Stored records:

----

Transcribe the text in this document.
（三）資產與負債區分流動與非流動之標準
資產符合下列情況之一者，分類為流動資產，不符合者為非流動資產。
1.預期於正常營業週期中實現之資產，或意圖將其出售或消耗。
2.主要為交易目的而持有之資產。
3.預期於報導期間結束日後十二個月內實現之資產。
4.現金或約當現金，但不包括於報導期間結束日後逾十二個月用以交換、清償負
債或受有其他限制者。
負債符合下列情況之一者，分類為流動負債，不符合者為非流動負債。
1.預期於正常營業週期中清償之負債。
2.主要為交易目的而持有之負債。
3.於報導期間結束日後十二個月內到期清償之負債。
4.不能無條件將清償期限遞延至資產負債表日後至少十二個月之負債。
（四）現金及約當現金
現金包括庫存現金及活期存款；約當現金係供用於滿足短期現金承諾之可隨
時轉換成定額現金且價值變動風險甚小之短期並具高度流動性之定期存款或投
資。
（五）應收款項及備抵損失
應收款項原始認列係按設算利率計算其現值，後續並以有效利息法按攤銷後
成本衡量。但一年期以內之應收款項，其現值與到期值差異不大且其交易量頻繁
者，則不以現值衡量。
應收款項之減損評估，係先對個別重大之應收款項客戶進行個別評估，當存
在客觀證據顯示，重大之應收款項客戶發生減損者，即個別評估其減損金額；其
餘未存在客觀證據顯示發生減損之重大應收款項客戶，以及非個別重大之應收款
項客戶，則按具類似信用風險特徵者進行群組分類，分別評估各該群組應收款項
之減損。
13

----

Exercise objective: From the data above, extract every line in its exact form.

Written solution:
Transcribe the text in this document.
（三）資產與負債區分流動與非流動之標準
資產符合下列情況之一者，分類為流動資產，不符合者為非流動資產。
1.預期於正常營業週期中實現之資產，或意圖將其出售或消耗。
2.主要為交易目的而持有之資產。
3.預期於報導期間結束日後十二個月內實現之資產。
4.現金或約當現金，但不包括於報導期間結束日後逾十二個月用以交換、清償負
債或受有其他限制者。
負債符合下列情況之一者，分類為流動負債，不符合者為非流動負債。
1.預期於正常營業週期中清償之負債。
2.主要為交易目的而持有之負債。
3.於報導期間結束日後十二個月內到期清償之負債。
4.不能無條件將清償期限遞延至資產負債表日後至少十二個月之負債。
（四）現金及約當現金
現金包括庫存現金及活期存款；約當現金係供用於滿足短期現金承諾之可隨
時轉換成定額現金且價值變動風險甚小之短期並具高度流動性之定期存款或投
資。
（五）應收款項及備抵損失
應收款項原始認列係按設算利率計算其現值，後續並以有效利息法按攤銷後
成本衡量。但一年期以內之應收款項，其現值與到期值差異不大且其交易量頻繁
者，則不以現值衡量。
應收款項之減損評估，係先對個別重大之應收款項客戶進行個別評估，當存
在客觀證據顯示，重大之應收款項客戶發生減損者，即個別評估其減損金額；其
餘未存在客觀證據顯示發生減損之重大應收款項客戶，以及非個別重大之應收款
項客戶，則按具類似信用風險特徵者進行群組分類，分別評估各該群組應收款項
之減損。
13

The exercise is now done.